**** LISTING

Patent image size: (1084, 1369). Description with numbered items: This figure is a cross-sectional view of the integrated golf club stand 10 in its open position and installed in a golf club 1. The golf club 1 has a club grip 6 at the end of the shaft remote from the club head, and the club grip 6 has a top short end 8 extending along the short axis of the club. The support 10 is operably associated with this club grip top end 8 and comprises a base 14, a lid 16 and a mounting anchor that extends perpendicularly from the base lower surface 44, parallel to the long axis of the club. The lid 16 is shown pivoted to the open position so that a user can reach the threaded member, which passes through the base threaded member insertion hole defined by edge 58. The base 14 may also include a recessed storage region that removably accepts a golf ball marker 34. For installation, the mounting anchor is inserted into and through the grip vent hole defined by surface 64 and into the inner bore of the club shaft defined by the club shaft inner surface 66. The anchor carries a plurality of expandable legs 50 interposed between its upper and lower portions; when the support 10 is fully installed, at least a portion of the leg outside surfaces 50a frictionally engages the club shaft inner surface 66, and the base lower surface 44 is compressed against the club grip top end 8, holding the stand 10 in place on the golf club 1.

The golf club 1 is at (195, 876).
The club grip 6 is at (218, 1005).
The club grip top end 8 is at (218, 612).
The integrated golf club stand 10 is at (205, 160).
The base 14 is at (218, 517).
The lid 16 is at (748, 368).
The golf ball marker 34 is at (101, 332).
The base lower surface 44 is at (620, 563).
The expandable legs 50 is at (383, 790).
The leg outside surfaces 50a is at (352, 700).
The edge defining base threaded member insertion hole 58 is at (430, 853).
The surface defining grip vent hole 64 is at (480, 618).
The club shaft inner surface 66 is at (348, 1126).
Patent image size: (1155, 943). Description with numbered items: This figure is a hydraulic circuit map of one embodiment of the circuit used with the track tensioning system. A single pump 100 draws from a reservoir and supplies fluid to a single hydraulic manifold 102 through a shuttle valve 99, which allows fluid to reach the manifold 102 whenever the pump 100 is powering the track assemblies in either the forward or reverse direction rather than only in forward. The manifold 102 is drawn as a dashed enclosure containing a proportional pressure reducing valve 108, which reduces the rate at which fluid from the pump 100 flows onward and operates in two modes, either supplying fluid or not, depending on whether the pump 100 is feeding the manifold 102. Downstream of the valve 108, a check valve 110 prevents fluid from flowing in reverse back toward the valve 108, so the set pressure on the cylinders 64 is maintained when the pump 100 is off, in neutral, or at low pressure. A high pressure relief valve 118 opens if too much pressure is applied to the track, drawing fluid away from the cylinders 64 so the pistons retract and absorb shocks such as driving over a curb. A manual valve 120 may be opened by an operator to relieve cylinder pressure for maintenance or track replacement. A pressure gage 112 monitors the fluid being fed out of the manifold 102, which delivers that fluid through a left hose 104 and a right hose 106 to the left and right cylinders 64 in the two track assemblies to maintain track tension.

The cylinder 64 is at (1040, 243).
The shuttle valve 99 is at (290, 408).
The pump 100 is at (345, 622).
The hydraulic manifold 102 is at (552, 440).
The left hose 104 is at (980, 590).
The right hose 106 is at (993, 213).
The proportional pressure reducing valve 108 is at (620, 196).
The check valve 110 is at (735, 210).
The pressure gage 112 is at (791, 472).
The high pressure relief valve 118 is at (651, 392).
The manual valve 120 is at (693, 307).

********

> [AIM OF THE EXERCISE] Please lay out all of the lines above as a JSON list of strings, one string per line, leaving out the blank lines.

> [EXERCISE RESULT]
[
  "Patent image size: (1084, 1369). Description with numbered items: This figure is a cross-sectional view of the integrated golf club stand 10 in its open position and installed in a golf club 1. The golf club 1 has a club grip 6 at the end of the shaft remote from the club head, and the club grip 6 has a top short end 8 extending along the short axis of the club. The support 10 is operably associated with this club grip top end 8 and comprises a base 14, a lid 16 and a mounting anchor that extends perpendicularly from the base lower surface 44, parallel to the long axis of the club. The lid 16 is shown pivoted to the open position so that a user can reach the threaded member, which passes through the base threaded member insertion hole defined by edge 58. The base 14 may also include a recessed storage region that removably accepts a golf ball marker 34. For installation, the mounting anchor is inserted into and through the grip vent hole defined by surface 64 and into the inner bore of the club shaft defined by the club shaft inner surface 66. The anchor carries a plurality of expandable legs 50 interposed between its upper and lower portions; when the support 10 is fully installed, at least a portion of the leg outside surfaces 50a frictionally engages the club shaft inner surface 66, and the base lower surface 44 is compressed against the club grip top end 8, holding the stand 10 in place on the golf club 1.",
  "The golf club 1 is at (195, 876).",
  "The club grip 6 is at (218, 1005).",
  "The club grip top end 8 is at (218, 612).",
  "The integrated golf club stand 10 is at (205, 160).",
  "The base 14 is at (218, 517).",
  "The lid 16 is at (748, 368).",
  "The golf ball marker 34 is at (101, 332).",
  "The base lower surface 44 is at (620, 563).",
  "The expandable legs 50 is at (383, 790).",
  "The leg outside surfaces 50a is at (352, 700).",
  "The edge defining base threaded member insertion hole 58 is at (430, 853).",
  "The surface defining grip vent hole 64 is at (480, 618).",
  "The club shaft inner surface 66 is at (348, 1126).",
  "Patent image size: (1155, 943). Description with numbered items: This figure is a hydraulic circuit map of one embodiment of the circuit used with the track tensioning system. A single pump 100 draws from a reservoir and supplies fluid to a single hydraulic manifold 102 through a shuttle valve 99, which allows fluid to reach the manifold 102 whenever the pump 100 is powering the track assemblies in either the forward or reverse direction rather than only in forward. The manifold 102 is drawn as a dashed enclosure containing a proportional pressure reducing valve 108, which reduces the rate at which fluid from the pump 100 flows onward and operates in two modes, either supplying fluid or not, depending on whether the pump 100 is feeding the manifold 102. Downstream of the valve 108, a check valve 110 prevents fluid from flowing in reverse back toward the valve 108, so the set pressure on the cylinders 64 is maintained when the pump 100 is off, in neutral, or at low pressure. A high pressure relief valve 118 opens if too much pressure is applied to the track, drawing fluid away from the cylinders 64 so the pistons retract and absorb shocks such as driving over a curb. A manual valve 120 may be opened by an operator to relieve cylinder pressure for maintenance or track replacement. A pressure gage 112 monitors the fluid being fed out of the manifold 102, which delivers that fluid through a left hose 104 and a right hose 106 to the left and right cylinders 64 in the two track assemblies to maintain track tension.",
  "The cylinder 64 is at (1040, 243).",
  "The shuttle valve 99 is at (290, 408).",
  "The pump 100 is at (345, 622).",
  "The hydraulic manifold 102 is at (552, 440).",
  "The left hose 104 is at (980, 590).",
  "The right hose 106 is at (993, 213).",
  "The proportional pressure reducing valve 108 is at (620, 196).",
  "The check valve 110 is at (735, 210).",
  "The pressure gage 112 is at (791, 472).",
  "The high pressure relief valve 118 is at (651, 392).",
  "The manual valve 120 is at (693, 307)."
]